Vis, the furthest inhabited Croatian island from the coast, was isolated from the outside world from the 1940 until 1991 when Croatia became independent.It was used as a military base with 20 km of underground tunnels, mines, caves and storage facilities. Vis was intensively fortified from early 19th century, first by UK, then by Austro-Hungarian Empire, Greeks, Romans, Venetians and everybody else who controlled the island.
During World War II, Vis was at one point the main hideout of Josip Broz Tito, the leader of the Yugoslav partizans. Realizing the strategic importance of the island and the usefulness of its many caves and coves from his years there fighting the Germans, Tito kept a tight grip on Vis, making it one of the main naval bases of the Yugoslav People’s Army. This effectively turned the entire island into a closed military zone, out of bounds for both Yugoslav civilians from the mainland, and foreigners. Many areas were prohibited even to the island’s residents. Preparing for war with Vis as the front-line, the Yugoslav navy burrowed and excavated for decades, turning the island into a maze of caves, underground tunnels, bunkers and submarine hideouts.

→ **WORK INSTRUCTION 1**
In the text about Vis, in what year did the island's isolation from the outside world end?
→ **WORK INSTRUCTION 2**
Please repeat the text about Vis from "During World War" up to and including "and submarine hideouts.".
→ **WORK INSTRUCTION 3**
Name each power that the text about Vis says fortified the island.
The entries that come next are separate material from the text about Vis.

→ **INFORMATION SHOWN**
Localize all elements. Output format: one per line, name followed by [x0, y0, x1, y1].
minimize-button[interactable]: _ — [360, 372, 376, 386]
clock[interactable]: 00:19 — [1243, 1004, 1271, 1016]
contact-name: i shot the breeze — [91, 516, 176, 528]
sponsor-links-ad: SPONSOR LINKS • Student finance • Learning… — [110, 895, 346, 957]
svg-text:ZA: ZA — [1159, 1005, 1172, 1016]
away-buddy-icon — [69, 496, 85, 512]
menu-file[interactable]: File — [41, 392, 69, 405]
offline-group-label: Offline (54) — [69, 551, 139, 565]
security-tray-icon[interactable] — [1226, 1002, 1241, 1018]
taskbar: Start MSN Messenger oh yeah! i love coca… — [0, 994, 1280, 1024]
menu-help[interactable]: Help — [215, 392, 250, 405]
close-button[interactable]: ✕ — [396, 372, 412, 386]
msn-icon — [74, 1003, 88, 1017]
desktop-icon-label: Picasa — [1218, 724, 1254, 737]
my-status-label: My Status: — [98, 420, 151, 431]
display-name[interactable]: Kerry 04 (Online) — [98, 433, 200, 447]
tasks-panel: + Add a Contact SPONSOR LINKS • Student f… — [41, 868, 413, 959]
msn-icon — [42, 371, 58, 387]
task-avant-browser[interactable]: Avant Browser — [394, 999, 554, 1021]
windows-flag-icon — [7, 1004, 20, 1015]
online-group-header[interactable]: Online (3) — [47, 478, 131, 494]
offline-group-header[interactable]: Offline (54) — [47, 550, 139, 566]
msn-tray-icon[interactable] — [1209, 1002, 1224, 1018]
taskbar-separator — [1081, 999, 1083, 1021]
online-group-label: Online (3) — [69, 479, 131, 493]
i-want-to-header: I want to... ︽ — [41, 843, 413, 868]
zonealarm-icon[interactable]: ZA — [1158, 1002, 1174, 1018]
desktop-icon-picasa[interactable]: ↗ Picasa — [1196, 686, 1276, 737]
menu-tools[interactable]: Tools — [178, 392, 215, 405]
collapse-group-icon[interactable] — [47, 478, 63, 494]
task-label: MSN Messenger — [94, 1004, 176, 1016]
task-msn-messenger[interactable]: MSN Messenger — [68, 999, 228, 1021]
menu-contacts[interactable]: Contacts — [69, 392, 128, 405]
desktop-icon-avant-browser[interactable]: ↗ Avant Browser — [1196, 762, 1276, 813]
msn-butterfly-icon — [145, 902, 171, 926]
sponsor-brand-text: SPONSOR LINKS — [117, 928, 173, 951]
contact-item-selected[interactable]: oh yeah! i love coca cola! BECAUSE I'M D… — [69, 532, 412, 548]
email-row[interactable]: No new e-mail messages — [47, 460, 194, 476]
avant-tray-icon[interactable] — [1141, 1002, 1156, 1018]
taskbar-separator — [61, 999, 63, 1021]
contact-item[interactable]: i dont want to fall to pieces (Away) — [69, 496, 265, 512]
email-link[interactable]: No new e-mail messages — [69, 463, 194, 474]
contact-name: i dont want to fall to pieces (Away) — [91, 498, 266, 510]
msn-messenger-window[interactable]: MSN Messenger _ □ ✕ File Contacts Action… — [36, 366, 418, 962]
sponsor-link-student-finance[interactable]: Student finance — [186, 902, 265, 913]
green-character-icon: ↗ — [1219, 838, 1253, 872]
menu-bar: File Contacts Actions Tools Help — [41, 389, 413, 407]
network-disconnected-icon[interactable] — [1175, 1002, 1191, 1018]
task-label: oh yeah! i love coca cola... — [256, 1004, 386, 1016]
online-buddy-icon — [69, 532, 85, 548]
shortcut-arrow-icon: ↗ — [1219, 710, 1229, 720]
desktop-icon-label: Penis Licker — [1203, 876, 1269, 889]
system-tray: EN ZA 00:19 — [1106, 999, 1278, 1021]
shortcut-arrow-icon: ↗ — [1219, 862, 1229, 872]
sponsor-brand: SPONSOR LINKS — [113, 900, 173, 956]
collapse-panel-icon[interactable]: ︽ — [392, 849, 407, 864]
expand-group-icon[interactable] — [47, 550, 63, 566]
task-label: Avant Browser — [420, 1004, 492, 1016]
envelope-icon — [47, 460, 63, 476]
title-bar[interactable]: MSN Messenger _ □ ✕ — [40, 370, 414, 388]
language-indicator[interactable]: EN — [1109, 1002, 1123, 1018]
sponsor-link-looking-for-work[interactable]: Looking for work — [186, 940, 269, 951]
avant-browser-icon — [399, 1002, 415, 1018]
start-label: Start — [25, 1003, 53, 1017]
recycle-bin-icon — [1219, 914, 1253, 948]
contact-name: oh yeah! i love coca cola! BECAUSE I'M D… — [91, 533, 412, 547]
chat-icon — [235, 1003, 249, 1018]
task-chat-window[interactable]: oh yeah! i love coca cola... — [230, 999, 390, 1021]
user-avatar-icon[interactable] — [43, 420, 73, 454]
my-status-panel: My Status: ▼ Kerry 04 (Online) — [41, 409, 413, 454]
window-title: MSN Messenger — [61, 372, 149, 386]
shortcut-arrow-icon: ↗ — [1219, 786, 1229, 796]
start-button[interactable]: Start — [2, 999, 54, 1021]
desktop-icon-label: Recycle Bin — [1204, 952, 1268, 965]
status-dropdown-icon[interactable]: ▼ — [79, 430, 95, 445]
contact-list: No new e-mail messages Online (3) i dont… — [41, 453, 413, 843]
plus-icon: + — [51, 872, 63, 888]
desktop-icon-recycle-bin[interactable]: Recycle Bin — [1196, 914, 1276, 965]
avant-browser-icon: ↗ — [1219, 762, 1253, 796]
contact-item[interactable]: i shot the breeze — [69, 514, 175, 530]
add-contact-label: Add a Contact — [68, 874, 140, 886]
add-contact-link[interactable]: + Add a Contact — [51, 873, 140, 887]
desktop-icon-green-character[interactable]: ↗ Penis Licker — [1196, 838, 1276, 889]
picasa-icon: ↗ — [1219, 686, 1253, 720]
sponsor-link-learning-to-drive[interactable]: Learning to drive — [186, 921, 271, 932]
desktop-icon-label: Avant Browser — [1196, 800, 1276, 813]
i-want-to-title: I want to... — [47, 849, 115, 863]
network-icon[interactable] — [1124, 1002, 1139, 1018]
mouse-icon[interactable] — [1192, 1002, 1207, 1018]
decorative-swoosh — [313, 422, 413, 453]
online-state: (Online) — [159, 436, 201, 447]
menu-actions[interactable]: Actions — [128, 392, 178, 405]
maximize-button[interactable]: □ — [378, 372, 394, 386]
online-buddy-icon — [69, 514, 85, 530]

→ **SOLUTION 1**
1991, when Croatia became independent.

→ **SOLUTION 2**
During World War II, Vis was at one point the main hideout of Josip Broz Tito, the leader of the Yugoslav partizans. Realizing the strategic importance of the island and the usefulness of its many caves and coves from his years there fighting the Germans, Tito kept a tight grip on Vis, making it one of the main naval bases of the Yugoslav People’s Army. This effectively turned the entire island into a closed military zone, out of bounds for both Yugoslav civilians from the mainland, and foreigners. Many areas were prohibited even to the island’s residents. Preparing for war with Vis as the front-line, the Yugoslav navy burrowed and excavated for decades, turning the island into a maze of caves, underground tunnels, bunkers and submarine hideouts.

→ **SOLUTION 3**
UK, Austro-Hungarian Empire, Greeks, Romans, Venetians